» **The exercise**:
Copy out each line that has "name" in it.

» **Data shown**:
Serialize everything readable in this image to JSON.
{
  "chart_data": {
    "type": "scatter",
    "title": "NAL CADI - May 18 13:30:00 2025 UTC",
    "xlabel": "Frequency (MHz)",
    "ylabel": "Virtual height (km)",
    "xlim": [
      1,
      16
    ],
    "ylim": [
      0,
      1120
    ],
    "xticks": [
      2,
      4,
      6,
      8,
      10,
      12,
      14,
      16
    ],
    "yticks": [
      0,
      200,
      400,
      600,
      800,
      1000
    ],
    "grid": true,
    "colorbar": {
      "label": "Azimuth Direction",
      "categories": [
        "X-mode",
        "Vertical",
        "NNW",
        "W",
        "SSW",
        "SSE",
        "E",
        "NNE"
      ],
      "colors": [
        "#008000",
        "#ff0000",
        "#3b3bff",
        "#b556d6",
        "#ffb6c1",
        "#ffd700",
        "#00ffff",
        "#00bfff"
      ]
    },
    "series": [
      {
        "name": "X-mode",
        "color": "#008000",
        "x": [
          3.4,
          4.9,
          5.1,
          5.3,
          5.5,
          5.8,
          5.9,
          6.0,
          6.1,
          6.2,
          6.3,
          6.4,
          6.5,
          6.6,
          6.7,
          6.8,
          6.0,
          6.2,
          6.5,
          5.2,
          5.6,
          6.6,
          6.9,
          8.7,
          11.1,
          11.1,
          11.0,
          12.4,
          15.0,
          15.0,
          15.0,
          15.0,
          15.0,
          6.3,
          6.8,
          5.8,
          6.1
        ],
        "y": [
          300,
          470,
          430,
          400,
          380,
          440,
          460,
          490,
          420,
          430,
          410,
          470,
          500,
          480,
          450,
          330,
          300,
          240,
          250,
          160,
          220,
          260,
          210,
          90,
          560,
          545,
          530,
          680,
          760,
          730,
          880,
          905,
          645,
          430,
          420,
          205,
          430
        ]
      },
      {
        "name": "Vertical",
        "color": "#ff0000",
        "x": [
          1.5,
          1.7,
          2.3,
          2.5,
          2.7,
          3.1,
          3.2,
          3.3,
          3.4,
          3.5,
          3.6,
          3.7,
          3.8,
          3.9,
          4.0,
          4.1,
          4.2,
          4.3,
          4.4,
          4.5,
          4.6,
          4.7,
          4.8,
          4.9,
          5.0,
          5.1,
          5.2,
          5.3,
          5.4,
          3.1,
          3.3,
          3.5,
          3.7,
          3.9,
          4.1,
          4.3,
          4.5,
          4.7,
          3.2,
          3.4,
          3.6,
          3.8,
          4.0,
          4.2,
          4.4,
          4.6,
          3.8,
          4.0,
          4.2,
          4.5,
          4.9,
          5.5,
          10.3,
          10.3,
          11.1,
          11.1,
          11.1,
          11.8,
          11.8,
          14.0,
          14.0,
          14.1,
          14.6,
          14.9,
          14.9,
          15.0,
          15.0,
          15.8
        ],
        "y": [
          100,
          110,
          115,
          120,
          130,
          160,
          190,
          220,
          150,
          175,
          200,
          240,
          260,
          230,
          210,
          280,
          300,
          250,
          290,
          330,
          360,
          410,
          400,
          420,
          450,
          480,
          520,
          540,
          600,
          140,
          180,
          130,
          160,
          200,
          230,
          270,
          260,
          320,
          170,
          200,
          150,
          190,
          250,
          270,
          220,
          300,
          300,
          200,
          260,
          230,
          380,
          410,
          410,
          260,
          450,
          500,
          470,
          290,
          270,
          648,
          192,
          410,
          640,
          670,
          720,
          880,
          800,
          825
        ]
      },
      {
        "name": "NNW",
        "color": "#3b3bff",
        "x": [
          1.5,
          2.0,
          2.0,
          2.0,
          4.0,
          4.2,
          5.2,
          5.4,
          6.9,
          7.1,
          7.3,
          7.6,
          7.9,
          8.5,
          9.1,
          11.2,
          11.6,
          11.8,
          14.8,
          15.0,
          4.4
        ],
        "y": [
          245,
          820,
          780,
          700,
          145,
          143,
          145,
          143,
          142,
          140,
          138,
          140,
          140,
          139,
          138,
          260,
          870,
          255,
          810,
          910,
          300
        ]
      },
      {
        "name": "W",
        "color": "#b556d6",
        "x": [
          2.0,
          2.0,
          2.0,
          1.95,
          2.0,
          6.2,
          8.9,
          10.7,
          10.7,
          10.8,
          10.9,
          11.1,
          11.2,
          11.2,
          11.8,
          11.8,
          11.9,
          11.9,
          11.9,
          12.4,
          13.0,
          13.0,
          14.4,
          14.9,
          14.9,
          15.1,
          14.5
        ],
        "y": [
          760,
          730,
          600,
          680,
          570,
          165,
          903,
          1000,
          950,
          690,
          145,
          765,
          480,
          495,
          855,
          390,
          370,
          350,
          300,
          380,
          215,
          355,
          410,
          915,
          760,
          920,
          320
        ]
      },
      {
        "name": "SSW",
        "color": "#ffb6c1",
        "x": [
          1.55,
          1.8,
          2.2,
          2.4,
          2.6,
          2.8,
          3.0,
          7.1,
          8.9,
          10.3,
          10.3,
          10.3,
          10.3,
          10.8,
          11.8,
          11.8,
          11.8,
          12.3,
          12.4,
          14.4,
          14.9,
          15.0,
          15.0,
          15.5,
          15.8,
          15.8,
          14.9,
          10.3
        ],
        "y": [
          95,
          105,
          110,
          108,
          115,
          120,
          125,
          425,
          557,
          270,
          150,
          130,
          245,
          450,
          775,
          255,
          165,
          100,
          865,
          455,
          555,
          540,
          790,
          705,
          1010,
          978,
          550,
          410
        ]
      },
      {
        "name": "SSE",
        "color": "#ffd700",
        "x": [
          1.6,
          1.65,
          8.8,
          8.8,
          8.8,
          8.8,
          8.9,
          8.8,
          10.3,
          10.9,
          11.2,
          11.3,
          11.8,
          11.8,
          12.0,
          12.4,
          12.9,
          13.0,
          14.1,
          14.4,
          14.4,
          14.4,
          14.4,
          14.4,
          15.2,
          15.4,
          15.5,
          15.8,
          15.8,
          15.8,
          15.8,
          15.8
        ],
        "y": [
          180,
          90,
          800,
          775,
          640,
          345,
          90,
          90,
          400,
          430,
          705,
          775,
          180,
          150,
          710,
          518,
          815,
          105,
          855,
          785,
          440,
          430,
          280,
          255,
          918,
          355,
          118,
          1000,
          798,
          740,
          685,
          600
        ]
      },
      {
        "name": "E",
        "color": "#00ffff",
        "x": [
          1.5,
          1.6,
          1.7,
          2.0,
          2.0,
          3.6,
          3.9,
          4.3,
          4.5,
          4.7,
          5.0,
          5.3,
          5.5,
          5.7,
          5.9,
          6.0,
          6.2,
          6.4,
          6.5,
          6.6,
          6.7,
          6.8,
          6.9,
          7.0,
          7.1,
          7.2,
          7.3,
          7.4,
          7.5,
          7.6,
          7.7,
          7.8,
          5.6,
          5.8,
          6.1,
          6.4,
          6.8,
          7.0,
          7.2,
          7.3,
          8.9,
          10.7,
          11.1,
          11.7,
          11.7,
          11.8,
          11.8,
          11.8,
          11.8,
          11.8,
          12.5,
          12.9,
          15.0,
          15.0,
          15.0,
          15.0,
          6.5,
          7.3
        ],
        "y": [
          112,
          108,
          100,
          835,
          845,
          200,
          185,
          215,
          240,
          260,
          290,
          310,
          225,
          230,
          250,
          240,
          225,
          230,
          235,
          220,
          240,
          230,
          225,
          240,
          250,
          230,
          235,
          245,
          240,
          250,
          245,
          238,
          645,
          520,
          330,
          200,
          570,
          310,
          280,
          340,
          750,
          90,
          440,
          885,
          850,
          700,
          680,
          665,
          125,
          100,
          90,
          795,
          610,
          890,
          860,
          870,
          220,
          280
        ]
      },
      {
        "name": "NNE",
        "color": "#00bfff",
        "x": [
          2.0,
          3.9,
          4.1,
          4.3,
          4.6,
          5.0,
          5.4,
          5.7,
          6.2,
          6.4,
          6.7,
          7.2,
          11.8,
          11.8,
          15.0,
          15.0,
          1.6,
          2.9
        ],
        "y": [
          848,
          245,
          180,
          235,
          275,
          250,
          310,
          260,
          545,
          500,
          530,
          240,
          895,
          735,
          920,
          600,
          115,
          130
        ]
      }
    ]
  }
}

» **Task output**:
        "name": "X-mode",
        "name": "Vertical",
        "name": "NNW",
        "name": "W",
        "name": "SSW",
        "name": "SSE",
        "name": "E",
        "name": "NNE",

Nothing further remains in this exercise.